Extracted data:
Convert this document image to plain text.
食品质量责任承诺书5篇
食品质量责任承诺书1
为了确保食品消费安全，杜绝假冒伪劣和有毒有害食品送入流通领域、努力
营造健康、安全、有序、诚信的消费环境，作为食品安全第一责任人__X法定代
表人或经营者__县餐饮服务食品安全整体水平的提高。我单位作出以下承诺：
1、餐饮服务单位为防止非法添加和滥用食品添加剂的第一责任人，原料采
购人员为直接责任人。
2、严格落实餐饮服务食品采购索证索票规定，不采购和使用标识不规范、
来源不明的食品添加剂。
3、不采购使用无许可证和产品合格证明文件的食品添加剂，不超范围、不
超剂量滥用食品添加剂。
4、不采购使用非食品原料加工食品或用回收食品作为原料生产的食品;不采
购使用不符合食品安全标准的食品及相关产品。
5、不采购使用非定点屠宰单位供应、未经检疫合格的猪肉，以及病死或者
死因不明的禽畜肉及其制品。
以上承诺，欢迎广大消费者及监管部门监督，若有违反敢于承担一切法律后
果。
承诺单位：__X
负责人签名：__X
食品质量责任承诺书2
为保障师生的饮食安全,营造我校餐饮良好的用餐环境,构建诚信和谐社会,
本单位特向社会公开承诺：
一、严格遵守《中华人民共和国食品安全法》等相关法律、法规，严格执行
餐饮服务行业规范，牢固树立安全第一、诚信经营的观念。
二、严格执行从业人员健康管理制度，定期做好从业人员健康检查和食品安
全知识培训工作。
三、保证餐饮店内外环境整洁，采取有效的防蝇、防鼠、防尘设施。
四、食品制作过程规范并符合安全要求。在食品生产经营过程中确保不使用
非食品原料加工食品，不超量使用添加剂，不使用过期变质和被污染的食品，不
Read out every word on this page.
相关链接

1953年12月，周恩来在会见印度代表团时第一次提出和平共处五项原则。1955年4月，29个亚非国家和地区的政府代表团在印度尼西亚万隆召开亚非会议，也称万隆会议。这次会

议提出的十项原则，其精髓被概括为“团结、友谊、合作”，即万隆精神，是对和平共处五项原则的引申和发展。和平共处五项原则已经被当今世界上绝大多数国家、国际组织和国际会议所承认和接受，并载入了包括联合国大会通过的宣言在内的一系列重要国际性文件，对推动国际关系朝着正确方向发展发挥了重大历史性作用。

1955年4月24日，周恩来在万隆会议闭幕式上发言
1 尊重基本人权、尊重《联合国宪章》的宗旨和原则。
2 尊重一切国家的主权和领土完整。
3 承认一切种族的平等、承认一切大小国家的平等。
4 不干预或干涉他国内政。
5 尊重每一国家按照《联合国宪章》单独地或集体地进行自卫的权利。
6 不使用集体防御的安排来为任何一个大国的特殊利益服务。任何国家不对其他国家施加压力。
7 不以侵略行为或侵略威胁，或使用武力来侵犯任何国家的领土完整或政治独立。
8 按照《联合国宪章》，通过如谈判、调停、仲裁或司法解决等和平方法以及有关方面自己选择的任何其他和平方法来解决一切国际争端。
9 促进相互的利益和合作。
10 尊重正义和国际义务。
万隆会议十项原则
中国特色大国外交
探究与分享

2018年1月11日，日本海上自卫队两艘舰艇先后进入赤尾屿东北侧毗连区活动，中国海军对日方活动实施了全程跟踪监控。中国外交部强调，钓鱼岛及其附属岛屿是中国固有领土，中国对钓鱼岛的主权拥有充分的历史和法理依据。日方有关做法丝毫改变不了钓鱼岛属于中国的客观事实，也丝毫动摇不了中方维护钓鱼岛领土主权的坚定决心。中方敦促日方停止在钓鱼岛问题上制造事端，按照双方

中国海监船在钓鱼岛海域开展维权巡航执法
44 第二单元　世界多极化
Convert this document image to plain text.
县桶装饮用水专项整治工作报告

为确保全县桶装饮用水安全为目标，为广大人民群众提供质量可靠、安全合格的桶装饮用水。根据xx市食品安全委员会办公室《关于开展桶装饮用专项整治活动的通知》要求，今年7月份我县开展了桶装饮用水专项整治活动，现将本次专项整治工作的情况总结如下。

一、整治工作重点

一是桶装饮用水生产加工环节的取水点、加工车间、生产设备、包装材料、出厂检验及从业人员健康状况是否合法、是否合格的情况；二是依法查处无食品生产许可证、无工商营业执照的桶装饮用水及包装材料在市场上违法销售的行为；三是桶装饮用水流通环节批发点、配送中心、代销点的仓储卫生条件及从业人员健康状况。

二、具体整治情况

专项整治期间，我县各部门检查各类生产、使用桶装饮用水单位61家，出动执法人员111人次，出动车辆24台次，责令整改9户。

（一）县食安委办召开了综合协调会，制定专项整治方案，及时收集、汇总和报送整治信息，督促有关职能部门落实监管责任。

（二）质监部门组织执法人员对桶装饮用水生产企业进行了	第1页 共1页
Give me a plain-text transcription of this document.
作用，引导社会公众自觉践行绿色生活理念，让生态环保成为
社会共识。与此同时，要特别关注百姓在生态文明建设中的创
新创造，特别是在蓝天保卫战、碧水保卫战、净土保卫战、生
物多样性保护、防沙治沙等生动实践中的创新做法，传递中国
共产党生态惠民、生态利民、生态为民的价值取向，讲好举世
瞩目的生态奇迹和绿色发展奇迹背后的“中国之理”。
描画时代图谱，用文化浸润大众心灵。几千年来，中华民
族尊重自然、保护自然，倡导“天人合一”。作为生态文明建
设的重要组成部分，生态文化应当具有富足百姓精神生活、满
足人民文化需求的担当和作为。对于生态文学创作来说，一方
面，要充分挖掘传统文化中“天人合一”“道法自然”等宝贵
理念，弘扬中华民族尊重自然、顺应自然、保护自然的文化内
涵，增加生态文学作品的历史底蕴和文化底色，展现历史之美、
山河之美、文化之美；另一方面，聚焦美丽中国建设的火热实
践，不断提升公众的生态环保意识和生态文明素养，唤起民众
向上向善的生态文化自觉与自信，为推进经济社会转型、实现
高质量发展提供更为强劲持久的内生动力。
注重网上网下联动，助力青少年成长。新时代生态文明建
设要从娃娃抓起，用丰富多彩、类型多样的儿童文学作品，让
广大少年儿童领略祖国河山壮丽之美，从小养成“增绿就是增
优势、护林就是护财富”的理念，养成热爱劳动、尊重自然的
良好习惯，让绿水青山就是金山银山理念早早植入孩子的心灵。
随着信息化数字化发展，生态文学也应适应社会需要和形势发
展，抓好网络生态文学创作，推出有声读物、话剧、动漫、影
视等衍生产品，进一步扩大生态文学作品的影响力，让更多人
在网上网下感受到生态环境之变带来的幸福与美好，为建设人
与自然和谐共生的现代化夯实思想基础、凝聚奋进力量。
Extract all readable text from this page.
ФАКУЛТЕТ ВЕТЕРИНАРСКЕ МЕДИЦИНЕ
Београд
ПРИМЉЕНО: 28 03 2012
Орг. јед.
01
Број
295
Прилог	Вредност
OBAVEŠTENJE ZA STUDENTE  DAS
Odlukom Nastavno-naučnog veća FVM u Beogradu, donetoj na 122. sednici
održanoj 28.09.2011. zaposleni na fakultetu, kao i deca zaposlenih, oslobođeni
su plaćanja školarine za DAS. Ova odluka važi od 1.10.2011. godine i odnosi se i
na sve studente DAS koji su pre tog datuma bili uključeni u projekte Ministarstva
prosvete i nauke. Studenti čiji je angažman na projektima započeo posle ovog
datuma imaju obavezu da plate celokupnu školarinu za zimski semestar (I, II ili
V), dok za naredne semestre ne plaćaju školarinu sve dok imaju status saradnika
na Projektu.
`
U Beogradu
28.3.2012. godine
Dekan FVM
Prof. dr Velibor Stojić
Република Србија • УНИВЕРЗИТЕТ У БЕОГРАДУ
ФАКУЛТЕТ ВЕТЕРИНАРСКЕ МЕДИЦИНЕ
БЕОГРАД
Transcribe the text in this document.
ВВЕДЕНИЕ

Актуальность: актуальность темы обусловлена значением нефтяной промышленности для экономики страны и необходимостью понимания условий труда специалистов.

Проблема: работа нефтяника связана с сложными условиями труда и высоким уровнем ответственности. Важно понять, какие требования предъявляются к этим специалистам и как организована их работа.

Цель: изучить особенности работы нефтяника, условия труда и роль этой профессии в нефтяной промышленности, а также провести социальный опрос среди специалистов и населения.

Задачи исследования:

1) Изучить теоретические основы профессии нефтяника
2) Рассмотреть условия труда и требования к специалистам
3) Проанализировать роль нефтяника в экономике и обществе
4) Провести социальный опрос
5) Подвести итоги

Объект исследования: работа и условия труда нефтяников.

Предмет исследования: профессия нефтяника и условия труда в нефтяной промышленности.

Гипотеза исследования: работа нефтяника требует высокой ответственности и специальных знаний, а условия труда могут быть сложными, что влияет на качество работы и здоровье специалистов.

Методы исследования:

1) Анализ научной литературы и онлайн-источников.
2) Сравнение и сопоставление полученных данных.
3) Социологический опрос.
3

Problem statement: Scan the material above. Copy each line where "социальный" occurs.

Exercise response:
Цель: изучить особенности работы нефтяника, условия труда и роль этой профессии в нефтяной промышленности, а также провести социальный опрос среди специалистов и населения.
4) Провести социальный опрос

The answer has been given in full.